# [Requirement 1]
In the MapReduce page, what is the process of moving sorted map task key-value pair results to the reducers called?

# [Page]

*****

Map Reduce in Simple Words:
Input splits–>Map phase–>Reduce phase
In this blog, we will be discussing about how MapReduce operations are performed internally with an real time example.
Generally, when a user runs a Hadoop Job using tools like Java, Pig or Hive, the Hadoop code will be executed into three phases i.e, Map phase, Sort and Shuffling phase, and Reduce phase.
Here, Map Phase is the primary phase of Hadoop MapReduce programming structure. In the Map phase, one map task is created for each input split which then executes map function for each row in the split. Each map task emits a key, value pair result record.
The keys generated by the mapper are automatically sorted by MapReduce Framework, i.e, before sending the key, value pair results to the reduce phase, all the intermediate key-value pair results which are generated by mapper phase get sorted by key.
In the sort and shuffling phase, an individual unique key is generated and its associated values are grouped together, these key values pair then will be sent to the reducer phase for further aggregation operations. The process of moving sorted map task key, values pair results to the reducers is known as shuffling.

*****

(Element placement data)
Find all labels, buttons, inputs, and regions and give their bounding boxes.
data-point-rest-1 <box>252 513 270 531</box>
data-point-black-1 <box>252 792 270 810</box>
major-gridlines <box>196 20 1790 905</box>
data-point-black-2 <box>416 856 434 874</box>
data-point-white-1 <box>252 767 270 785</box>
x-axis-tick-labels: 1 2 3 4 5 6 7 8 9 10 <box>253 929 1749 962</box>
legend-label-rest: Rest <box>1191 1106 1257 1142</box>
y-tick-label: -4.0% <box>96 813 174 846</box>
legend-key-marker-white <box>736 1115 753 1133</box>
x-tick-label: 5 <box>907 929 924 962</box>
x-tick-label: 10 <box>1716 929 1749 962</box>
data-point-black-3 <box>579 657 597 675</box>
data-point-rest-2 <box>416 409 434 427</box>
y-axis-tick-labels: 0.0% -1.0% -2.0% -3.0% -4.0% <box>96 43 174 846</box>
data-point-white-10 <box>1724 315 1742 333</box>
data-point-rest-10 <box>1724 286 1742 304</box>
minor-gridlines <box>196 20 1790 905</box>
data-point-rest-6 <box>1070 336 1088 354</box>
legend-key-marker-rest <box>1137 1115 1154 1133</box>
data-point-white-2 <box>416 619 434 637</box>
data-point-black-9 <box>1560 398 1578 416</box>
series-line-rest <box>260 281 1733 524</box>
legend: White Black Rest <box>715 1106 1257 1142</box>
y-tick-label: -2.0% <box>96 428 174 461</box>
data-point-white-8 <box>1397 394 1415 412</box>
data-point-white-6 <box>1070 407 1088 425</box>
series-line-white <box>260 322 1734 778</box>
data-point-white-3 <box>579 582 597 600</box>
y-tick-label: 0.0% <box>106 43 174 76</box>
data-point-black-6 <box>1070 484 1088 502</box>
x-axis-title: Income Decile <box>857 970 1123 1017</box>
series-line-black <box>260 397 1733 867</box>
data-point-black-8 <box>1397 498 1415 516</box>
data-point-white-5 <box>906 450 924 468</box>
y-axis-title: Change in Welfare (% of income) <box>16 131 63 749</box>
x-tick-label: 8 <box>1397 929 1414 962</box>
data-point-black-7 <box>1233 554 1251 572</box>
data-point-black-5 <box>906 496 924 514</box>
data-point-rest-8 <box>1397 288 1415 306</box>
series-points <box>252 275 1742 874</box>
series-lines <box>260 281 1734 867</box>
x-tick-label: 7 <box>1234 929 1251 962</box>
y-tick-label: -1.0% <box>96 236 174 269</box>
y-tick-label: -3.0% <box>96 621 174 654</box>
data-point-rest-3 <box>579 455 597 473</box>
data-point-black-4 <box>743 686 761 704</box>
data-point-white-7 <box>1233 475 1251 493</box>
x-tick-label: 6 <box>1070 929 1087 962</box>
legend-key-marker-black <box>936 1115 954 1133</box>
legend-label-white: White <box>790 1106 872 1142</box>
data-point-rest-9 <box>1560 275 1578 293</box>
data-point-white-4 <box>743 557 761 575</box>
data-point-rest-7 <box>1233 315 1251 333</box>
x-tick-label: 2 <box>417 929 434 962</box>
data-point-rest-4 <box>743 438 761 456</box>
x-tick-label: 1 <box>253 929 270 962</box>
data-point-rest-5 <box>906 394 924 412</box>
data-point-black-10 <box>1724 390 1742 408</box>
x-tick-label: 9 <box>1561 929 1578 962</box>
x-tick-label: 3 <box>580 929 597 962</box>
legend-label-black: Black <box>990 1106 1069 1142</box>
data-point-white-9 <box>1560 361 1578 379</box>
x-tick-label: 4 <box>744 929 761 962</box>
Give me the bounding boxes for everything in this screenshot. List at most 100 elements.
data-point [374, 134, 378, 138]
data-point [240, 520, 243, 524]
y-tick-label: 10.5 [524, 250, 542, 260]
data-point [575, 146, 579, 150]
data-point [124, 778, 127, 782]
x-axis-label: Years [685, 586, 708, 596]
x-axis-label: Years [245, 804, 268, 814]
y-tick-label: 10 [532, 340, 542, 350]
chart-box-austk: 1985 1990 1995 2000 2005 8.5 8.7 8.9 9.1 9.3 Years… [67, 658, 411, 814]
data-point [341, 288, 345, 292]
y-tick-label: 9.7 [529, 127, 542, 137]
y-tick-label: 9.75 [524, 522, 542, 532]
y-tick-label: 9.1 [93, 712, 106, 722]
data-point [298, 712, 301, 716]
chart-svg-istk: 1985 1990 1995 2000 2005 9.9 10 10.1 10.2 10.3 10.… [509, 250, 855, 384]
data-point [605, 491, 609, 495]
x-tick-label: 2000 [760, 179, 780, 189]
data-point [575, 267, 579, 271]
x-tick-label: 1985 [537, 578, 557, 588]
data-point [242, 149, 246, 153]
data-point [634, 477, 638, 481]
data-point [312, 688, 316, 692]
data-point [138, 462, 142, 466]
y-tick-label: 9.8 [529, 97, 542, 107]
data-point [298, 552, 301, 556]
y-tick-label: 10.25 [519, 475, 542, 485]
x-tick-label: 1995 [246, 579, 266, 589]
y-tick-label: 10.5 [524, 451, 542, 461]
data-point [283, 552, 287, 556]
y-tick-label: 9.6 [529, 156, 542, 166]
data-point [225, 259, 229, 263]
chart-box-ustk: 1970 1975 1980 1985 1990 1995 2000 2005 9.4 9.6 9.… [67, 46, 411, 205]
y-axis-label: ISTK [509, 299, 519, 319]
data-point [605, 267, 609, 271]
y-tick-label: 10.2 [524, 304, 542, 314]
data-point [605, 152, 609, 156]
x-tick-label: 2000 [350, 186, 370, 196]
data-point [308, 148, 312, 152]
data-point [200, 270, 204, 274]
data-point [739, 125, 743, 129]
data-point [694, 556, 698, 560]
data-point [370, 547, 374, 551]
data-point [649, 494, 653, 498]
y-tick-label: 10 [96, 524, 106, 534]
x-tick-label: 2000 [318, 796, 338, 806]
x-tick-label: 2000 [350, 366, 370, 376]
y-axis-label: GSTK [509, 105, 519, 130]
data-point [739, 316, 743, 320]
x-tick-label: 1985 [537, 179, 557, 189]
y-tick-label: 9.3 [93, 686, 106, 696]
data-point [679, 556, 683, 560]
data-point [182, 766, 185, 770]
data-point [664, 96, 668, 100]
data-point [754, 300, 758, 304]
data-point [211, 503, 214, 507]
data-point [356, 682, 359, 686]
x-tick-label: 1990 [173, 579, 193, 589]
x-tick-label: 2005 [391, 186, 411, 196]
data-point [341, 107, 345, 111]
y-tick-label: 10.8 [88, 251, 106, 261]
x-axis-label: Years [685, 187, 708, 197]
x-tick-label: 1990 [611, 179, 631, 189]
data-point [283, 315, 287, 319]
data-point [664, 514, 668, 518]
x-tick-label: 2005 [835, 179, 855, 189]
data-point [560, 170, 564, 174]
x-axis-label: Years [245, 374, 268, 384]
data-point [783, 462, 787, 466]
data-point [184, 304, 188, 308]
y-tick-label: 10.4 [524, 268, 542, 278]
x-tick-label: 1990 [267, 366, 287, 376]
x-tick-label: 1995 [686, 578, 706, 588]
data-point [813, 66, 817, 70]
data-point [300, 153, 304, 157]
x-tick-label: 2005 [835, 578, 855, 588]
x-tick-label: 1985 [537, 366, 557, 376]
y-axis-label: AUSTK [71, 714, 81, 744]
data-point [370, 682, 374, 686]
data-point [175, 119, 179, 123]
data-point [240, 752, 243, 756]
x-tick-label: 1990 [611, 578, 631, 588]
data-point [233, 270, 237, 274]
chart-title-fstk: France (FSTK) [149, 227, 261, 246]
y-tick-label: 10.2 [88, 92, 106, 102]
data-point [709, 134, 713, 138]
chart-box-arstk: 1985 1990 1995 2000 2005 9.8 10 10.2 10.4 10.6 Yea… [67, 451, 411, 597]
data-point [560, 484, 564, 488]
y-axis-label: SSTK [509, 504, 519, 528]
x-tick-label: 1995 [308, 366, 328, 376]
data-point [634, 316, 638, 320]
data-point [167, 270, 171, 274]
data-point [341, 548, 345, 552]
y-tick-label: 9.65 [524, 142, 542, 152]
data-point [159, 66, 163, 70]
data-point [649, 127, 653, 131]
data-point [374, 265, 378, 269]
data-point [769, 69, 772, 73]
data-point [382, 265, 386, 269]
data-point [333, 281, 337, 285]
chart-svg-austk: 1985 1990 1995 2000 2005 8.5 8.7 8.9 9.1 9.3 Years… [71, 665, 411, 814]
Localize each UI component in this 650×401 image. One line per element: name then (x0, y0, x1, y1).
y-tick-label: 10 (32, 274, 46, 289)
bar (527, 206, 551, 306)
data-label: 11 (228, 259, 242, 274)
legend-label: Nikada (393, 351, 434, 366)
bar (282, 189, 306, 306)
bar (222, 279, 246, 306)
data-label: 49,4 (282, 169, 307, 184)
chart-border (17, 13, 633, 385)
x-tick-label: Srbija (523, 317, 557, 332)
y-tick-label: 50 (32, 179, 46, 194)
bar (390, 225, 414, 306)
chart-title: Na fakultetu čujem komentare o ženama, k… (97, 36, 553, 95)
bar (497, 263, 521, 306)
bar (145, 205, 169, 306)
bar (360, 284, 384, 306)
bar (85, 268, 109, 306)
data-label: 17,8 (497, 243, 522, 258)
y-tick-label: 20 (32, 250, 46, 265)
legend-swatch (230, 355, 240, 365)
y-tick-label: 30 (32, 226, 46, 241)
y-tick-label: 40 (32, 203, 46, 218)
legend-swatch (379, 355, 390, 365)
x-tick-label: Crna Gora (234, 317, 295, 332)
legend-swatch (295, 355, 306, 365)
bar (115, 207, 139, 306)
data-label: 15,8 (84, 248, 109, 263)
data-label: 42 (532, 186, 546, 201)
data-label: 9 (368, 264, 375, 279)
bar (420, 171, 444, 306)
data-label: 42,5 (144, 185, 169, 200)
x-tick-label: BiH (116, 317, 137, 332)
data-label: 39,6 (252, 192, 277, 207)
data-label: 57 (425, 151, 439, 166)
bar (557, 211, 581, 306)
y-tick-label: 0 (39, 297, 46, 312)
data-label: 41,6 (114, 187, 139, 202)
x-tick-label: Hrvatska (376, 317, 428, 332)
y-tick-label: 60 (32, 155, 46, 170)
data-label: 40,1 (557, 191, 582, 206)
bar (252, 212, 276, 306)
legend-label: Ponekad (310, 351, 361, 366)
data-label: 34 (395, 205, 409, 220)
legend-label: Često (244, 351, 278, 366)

*****

# [Requirement 2]
Put the lines of the entries into a numbered list, beginning with the first line of the entries and continuing through the line containing "series-line-black <box>260 397 1733 867</box>", both included. Leave out any blank lines.

# [Task answer 1]
Shuffling.

# [Task answer 2]
1. Find all labels, buttons, inputs, and regions and give their bounding boxes.
2. data-point-rest-1 <box>252 513 270 531</box>
3. data-point-black-1 <box>252 792 270 810</box>
4. major-gridlines <box>196 20 1790 905</box>
5. data-point-black-2 <box>416 856 434 874</box>
6. data-point-white-1 <box>252 767 270 785</box>
7. x-axis-tick-labels: 1 2 3 4 5 6 7 8 9 10 <box>253 929 1749 962</box>
8. legend-label-rest: Rest <box>1191 1106 1257 1142</box>
9. y-tick-label: -4.0% <box>96 813 174 846</box>
10. legend-key-marker-white <box>736 1115 753 1133</box>
11. x-tick-label: 5 <box>907 929 924 962</box>
12. x-tick-label: 10 <box>1716 929 1749 962</box>
13. data-point-black-3 <box>579 657 597 675</box>
14. data-point-rest-2 <box>416 409 434 427</box>
15. y-axis-tick-labels: 0.0% -1.0% -2.0% -3.0% -4.0% <box>96 43 174 846</box>
16. data-point-white-10 <box>1724 315 1742 333</box>
17. data-point-rest-10 <box>1724 286 1742 304</box>
18. minor-gridlines <box>196 20 1790 905</box>
19. data-point-rest-6 <box>1070 336 1088 354</box>
20. legend-key-marker-rest <box>1137 1115 1154 1133</box>
21. data-point-white-2 <box>416 619 434 637</box>
22. data-point-black-9 <box>1560 398 1578 416</box>
23. series-line-rest <box>260 281 1733 524</box>
24. legend: White Black Rest <box>715 1106 1257 1142</box>
25. y-tick-label: -2.0% <box>96 428 174 461</box>
26. data-point-white-8 <box>1397 394 1415 412</box>
27. data-point-white-6 <box>1070 407 1088 425</box>
28. series-line-white <box>260 322 1734 778</box>
29. data-point-white-3 <box>579 582 597 600</box>
30. y-tick-label: 0.0% <box>106 43 174 76</box>
31. data-point-black-6 <box>1070 484 1088 502</box>
32. x-axis-title: Income Decile <box>857 970 1123 1017</box>
33. series-line-black <box>260 397 1733 867</box>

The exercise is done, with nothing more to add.